---- Supplied data
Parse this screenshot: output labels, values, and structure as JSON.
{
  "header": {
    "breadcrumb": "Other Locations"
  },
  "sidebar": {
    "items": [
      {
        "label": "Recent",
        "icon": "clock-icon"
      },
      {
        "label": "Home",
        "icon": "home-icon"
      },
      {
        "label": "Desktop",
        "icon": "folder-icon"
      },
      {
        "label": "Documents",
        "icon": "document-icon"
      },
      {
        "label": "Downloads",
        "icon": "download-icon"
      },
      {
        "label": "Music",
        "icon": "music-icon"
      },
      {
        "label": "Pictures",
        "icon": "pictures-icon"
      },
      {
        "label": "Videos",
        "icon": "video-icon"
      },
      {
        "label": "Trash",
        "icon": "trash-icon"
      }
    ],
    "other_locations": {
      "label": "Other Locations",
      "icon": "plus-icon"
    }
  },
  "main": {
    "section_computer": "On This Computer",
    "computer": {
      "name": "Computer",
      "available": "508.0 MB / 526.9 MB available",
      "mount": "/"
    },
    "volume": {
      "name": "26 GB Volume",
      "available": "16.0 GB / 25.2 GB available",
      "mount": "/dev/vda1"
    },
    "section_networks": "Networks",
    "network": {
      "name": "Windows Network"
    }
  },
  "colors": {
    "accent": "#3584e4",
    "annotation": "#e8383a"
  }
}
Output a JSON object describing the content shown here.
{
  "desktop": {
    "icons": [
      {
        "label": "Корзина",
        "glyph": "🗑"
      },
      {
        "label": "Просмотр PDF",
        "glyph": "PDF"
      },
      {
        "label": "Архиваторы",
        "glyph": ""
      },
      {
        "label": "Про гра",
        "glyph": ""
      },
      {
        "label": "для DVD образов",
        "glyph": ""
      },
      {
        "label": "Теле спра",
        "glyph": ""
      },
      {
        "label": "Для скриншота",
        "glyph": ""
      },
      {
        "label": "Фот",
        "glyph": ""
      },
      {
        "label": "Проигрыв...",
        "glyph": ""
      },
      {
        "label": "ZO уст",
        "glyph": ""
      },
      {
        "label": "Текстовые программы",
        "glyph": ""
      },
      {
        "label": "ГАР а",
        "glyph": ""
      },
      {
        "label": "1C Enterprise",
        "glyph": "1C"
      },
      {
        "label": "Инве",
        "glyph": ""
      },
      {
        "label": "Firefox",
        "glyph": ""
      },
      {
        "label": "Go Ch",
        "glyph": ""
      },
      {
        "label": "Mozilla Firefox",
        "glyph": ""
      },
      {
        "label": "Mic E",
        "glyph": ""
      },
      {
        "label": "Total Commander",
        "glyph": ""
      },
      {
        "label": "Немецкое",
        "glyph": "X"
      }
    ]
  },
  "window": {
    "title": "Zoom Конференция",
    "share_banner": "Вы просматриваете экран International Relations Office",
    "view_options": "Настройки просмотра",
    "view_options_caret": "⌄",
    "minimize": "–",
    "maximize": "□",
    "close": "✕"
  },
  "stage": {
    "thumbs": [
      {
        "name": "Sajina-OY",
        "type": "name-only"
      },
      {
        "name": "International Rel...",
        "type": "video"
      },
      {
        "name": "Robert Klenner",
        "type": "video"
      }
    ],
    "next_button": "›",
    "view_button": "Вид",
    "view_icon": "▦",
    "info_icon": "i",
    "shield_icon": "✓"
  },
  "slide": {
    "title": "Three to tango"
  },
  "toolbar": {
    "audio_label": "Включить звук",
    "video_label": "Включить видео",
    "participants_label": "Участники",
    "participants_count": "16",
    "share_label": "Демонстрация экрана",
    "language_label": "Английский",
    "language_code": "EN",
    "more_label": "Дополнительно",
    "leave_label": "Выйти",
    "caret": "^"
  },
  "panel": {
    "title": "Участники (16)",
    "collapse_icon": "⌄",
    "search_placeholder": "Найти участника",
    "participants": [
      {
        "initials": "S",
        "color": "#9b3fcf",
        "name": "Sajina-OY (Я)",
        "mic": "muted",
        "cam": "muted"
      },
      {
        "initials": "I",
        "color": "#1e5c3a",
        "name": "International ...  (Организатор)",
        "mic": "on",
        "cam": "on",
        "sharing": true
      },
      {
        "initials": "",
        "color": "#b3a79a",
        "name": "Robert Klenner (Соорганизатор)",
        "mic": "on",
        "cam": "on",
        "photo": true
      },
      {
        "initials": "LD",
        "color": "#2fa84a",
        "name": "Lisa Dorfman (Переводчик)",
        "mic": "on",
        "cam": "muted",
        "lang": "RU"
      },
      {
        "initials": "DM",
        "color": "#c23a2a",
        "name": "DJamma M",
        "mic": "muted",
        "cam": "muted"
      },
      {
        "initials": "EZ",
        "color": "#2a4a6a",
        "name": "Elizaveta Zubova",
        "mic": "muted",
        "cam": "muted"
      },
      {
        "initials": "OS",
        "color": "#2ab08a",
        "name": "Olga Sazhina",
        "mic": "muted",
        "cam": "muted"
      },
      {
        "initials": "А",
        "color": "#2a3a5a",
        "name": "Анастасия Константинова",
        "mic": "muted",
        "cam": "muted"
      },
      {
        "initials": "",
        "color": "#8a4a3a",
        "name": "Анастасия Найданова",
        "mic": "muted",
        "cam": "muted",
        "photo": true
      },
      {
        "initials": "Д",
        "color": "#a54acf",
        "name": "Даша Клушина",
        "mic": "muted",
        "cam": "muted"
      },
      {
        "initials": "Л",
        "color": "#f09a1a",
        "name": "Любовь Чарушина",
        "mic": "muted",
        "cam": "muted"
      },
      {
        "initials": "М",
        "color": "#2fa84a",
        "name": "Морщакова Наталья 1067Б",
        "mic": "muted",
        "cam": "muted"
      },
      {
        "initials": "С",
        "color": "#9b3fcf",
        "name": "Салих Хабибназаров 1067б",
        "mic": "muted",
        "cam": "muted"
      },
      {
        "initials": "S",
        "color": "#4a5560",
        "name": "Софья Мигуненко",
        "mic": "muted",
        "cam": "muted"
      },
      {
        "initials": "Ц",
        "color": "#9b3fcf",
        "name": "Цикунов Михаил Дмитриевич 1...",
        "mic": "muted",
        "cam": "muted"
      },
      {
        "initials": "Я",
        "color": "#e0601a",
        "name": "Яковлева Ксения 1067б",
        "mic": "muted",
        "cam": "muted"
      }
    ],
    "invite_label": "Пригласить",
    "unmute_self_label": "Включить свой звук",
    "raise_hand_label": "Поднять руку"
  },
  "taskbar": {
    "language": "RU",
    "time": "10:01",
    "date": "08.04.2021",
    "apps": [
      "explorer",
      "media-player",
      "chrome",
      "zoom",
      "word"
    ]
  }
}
--------
Problem requirements:
Restate every entry word for word.

Solution to this task:
Parse this screenshot: output labels, values, and structure as JSON.
{
  "header": {
    "breadcrumb": "Other Locations"
  },
  "sidebar": {
    "items": [
      {
        "label": "Recent",
        "icon": "clock-icon"
      },
      {
        "label": "Home",
        "icon": "home-icon"
      },
      {
        "label": "Desktop",
        "icon": "folder-icon"
      },
      {
        "label": "Documents",
        "icon": "document-icon"
      },
      {
        "label": "Downloads",
        "icon": "download-icon"
      },
      {
        "label": "Music",
        "icon": "music-icon"
      },
      {
        "label": "Pictures",
        "icon": "pictures-icon"
      },
      {
        "label": "Videos",
        "icon": "video-icon"
      },
      {
        "label": "Trash",
        "icon": "trash-icon"
      }
    ],
    "other_locations": {
      "label": "Other Locations",
      "icon": "plus-icon"
    }
  },
  "main": {
    "section_computer": "On This Computer",
    "computer": {
      "name": "Computer",
      "available": "508.0 MB / 526.9 MB available",
      "mount": "/"
    },
    "volume": {
      "name": "26 GB Volume",
      "available": "16.0 GB / 25.2 GB available",
      "mount": "/dev/vda1"
    },
    "section_networks": "Networks",
    "network": {
      "name": "Windows Network"
    }
  },
  "colors": {
    "accent": "#3584e4",
    "annotation": "#e8383a"
  }
}
Output a JSON object describing the content shown here.
{
  "desktop": {
    "icons": [
      {
        "label": "Корзина",
        "glyph": "🗑"
      },
      {
        "label": "Просмотр PDF",
        "glyph": "PDF"
      },
      {
        "label": "Архиваторы",
        "glyph": ""
      },
      {
        "label": "Про гра",
        "glyph": ""
      },
      {
        "label": "для DVD образов",
        "glyph": ""
      },
      {
        "label": "Теле спра",
        "glyph": ""
      },
      {
        "label": "Для скриншота",
        "glyph": ""
      },
      {
        "label": "Фот",
        "glyph": ""
      },
      {
        "label": "Проигрыв...",
        "glyph": ""
      },
      {
        "label": "ZO уст",
        "glyph": ""
      },
      {
        "label": "Текстовые программы",
        "glyph": ""
      },
      {
        "label": "ГАР а",
        "glyph": ""
      },
      {
        "label": "1C Enterprise",
        "glyph": "1C"
      },
      {
        "label": "Инве",
        "glyph": ""
      },
      {
        "label": "Firefox",
        "glyph": ""
      },
      {
        "label": "Go Ch",
        "glyph": ""
      },
      {
        "label": "Mozilla Firefox",
        "glyph": ""
      },
      {
        "label": "Mic E",
        "glyph": ""
      },
      {
        "label": "Total Commander",
        "glyph": ""
      },
      {
        "label": "Немецкое",
        "glyph": "X"
      }
    ]
  },
  "window": {
    "title": "Zoom Конференция",
    "share_banner": "Вы просматриваете экран International Relations Office",
    "view_options": "Настройки просмотра",
    "view_options_caret": "⌄",
    "minimize": "–",
    "maximize": "□",
    "close": "✕"
  },
  "stage": {
    "thumbs": [
      {
        "name": "Sajina-OY",
        "type": "name-only"
      },
      {
        "name": "International Rel...",
        "type": "video"
      },
      {
        "name": "Robert Klenner",
        "type": "video"
      }
    ],
    "next_button": "›",
    "view_button": "Вид",
    "view_icon": "▦",
    "info_icon": "i",
    "shield_icon": "✓"
  },
  "slide": {
    "title": "Three to tango"
  },
  "toolbar": {
    "audio_label": "Включить звук",
    "video_label": "Включить видео",
    "participants_label": "Участники",
    "participants_count": "16",
    "share_label": "Демонстрация экрана",
    "language_label": "Английский",
    "language_code": "EN",
    "more_label": "Дополнительно",
    "leave_label": "Выйти",
    "caret": "^"
  },
  "panel": {
    "title": "Участники (16)",
    "collapse_icon": "⌄",
    "search_placeholder": "Найти участника",
    "participants": [
      {
        "initials": "S",
        "color": "#9b3fcf",
        "name": "Sajina-OY (Я)",
        "mic": "muted",
        "cam": "muted"
      },
      {
        "initials": "I",
        "color": "#1e5c3a",
        "name": "International ...  (Организатор)",
        "mic": "on",
        "cam": "on",
        "sharing": true
      },
      {
        "initials": "",
        "color": "#b3a79a",
        "name": "Robert Klenner (Соорганизатор)",
        "mic": "on",
        "cam": "on",
        "photo": true
      },
      {
        "initials": "LD",
        "color": "#2fa84a",
        "name": "Lisa Dorfman (Переводчик)",
        "mic": "on",
        "cam": "muted",
        "lang": "RU"
      },
      {
        "initials": "DM",
        "color": "#c23a2a",
        "name": "DJamma M",
        "mic": "muted",
        "cam": "muted"
      },
      {
        "initials": "EZ",
        "color": "#2a4a6a",
        "name": "Elizaveta Zubova",
        "mic": "muted",
        "cam": "muted"
      },
      {
        "initials": "OS",
        "color": "#2ab08a",
        "name": "Olga Sazhina",
        "mic": "muted",
        "cam": "muted"
      },
      {
        "initials": "А",
        "color": "#2a3a5a",
        "name": "Анастасия Константинова",
        "mic": "muted",
        "cam": "muted"
      },
      {
        "initials": "",
        "color": "#8a4a3a",
        "name": "Анастасия Найданова",
        "mic": "muted",
        "cam": "muted",
        "photo": true
      },
      {
        "initials": "Д",
        "color": "#a54acf",
        "name": "Даша Клушина",
        "mic": "muted",
        "cam": "muted"
      },
      {
        "initials": "Л",
        "color": "#f09a1a",
        "name": "Любовь Чарушина",
        "mic": "muted",
        "cam": "muted"
      },
      {
        "initials": "М",
        "color": "#2fa84a",
        "name": "Морщакова Наталья 1067Б",
        "mic": "muted",
        "cam": "muted"
      },
      {
        "initials": "С",
        "color": "#9b3fcf",
        "name": "Салих Хабибназаров 1067б",
        "mic": "muted",
        "cam": "muted"
      },
      {
        "initials": "S",
        "color": "#4a5560",
        "name": "Софья Мигуненко",
        "mic": "muted",
        "cam": "muted"
      },
      {
        "initials": "Ц",
        "color": "#9b3fcf",
        "name": "Цикунов Михаил Дмитриевич 1...",
        "mic": "muted",
        "cam": "muted"
      },
      {
        "initials": "Я",
        "color": "#e0601a",
        "name": "Яковлева Ксения 1067б",
        "mic": "muted",
        "cam": "muted"
      }
    ],
    "invite_label": "Пригласить",
    "unmute_self_label": "Включить свой звук",
    "raise_hand_label": "Поднять руку"
  },
  "taskbar": {
    "language": "RU",
    "time": "10:01",
    "date": "08.04.2021",
    "apps": [
      "explorer",
      "media-player",
      "chrome",
      "zoom",
      "word"
    ]
  }
}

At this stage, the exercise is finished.